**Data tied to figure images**
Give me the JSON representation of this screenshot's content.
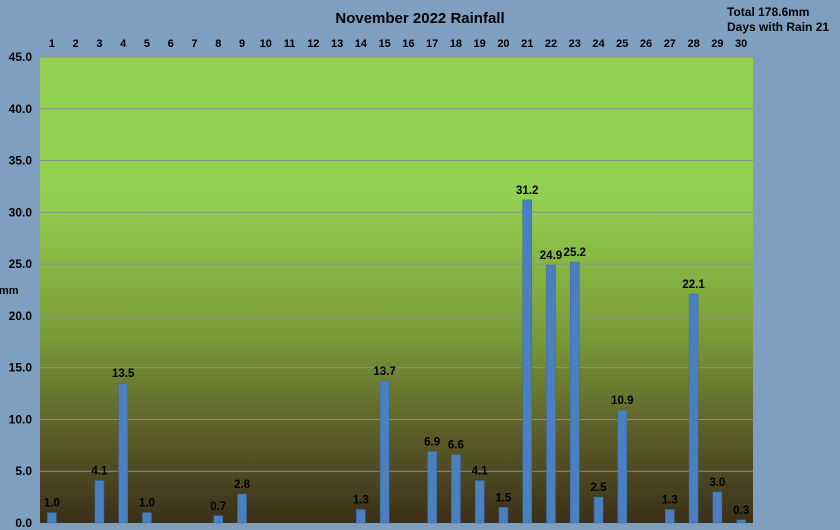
{
  "chart_data": {
    "type": "bar",
    "title": "November 2022 Rainfall",
    "summary_total": "Total 178.6mm",
    "summary_days": "Days with Rain 21",
    "ylabel": "mm",
    "xlabel": "",
    "ylim": [
      0,
      45
    ],
    "yticks": [
      "0.0",
      "5.0",
      "10.0",
      "15.0",
      "20.0",
      "25.0",
      "30.0",
      "35.0",
      "40.0",
      "45.0"
    ],
    "ytick_values": [
      0,
      5,
      10,
      15,
      20,
      25,
      30,
      35,
      40,
      45
    ],
    "categories": [
      "1",
      "2",
      "3",
      "4",
      "5",
      "6",
      "7",
      "8",
      "9",
      "10",
      "11",
      "12",
      "13",
      "14",
      "15",
      "16",
      "17",
      "18",
      "19",
      "20",
      "21",
      "22",
      "23",
      "24",
      "25",
      "26",
      "27",
      "28",
      "29",
      "30"
    ],
    "values": [
      1.0,
      0,
      4.1,
      13.5,
      1.0,
      0,
      0,
      0.7,
      2.8,
      0,
      0,
      0,
      0,
      1.3,
      13.7,
      0,
      6.9,
      6.6,
      4.1,
      1.5,
      31.2,
      24.9,
      25.2,
      2.5,
      10.9,
      0,
      1.3,
      22.1,
      3.0,
      0.3
    ],
    "data_labels": [
      "1.0",
      "",
      "4.1",
      "13.5",
      "1.0",
      "",
      "",
      "0.7",
      "2.8",
      "",
      "",
      "",
      "",
      "1.3",
      "13.7",
      "",
      "6.9",
      "6.6",
      "4.1",
      "1.5",
      "31.2",
      "24.9",
      "25.2",
      "2.5",
      "10.9",
      "",
      "1.3",
      "22.1",
      "3.0",
      "0.3"
    ],
    "grid": true,
    "legend": "none",
    "colors": {
      "background": "#7f9fc0",
      "plot_top": "#92d050",
      "plot_bottom": "#3b2f18",
      "bar": "#4a7fc0",
      "grid": "#8c8c8c"
    }
  }
}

**TASK**
Transcribe each entry above exactly, apart from the pictures.

**SOLUTION TO THIS PROBLEM**
Give me the JSON representation of this screenshot's content.
{
  "chart_data": {
    "type": "bar",
    "title": "November 2022 Rainfall",
    "summary_total": "Total 178.6mm",
    "summary_days": "Days with Rain 21",
    "ylabel": "mm",
    "xlabel": "",
    "ylim": [
      0,
      45
    ],
    "yticks": [
      "0.0",
      "5.0",
      "10.0",
      "15.0",
      "20.0",
      "25.0",
      "30.0",
      "35.0",
      "40.0",
      "45.0"
    ],
    "ytick_values": [
      0,
      5,
      10,
      15,
      20,
      25,
      30,
      35,
      40,
      45
    ],
    "categories": [
      "1",
      "2",
      "3",
      "4",
      "5",
      "6",
      "7",
      "8",
      "9",
      "10",
      "11",
      "12",
      "13",
      "14",
      "15",
      "16",
      "17",
      "18",
      "19",
      "20",
      "21",
      "22",
      "23",
      "24",
      "25",
      "26",
      "27",
      "28",
      "29",
      "30"
    ],
    "values": [
      1.0,
      0,
      4.1,
      13.5,
      1.0,
      0,
      0,
      0.7,
      2.8,
      0,
      0,
      0,
      0,
      1.3,
      13.7,
      0,
      6.9,
      6.6,
      4.1,
      1.5,
      31.2,
      24.9,
      25.2,
      2.5,
      10.9,
      0,
      1.3,
      22.1,
      3.0,
      0.3
    ],
    "data_labels": [
      "1.0",
      "",
      "4.1",
      "13.5",
      "1.0",
      "",
      "",
      "0.7",
      "2.8",
      "",
      "",
      "",
      "",
      "1.3",
      "13.7",
      "",
      "6.9",
      "6.6",
      "4.1",
      "1.5",
      "31.2",
      "24.9",
      "25.2",
      "2.5",
      "10.9",
      "",
      "1.3",
      "22.1",
      "3.0",
      "0.3"
    ],
    "grid": true,
    "legend": "none",
    "colors": {
      "background": "#7f9fc0",
      "plot_top": "#92d050",
      "plot_bottom": "#3b2f18",
      "bar": "#4a7fc0",
      "grid": "#8c8c8c"
    }
  }
}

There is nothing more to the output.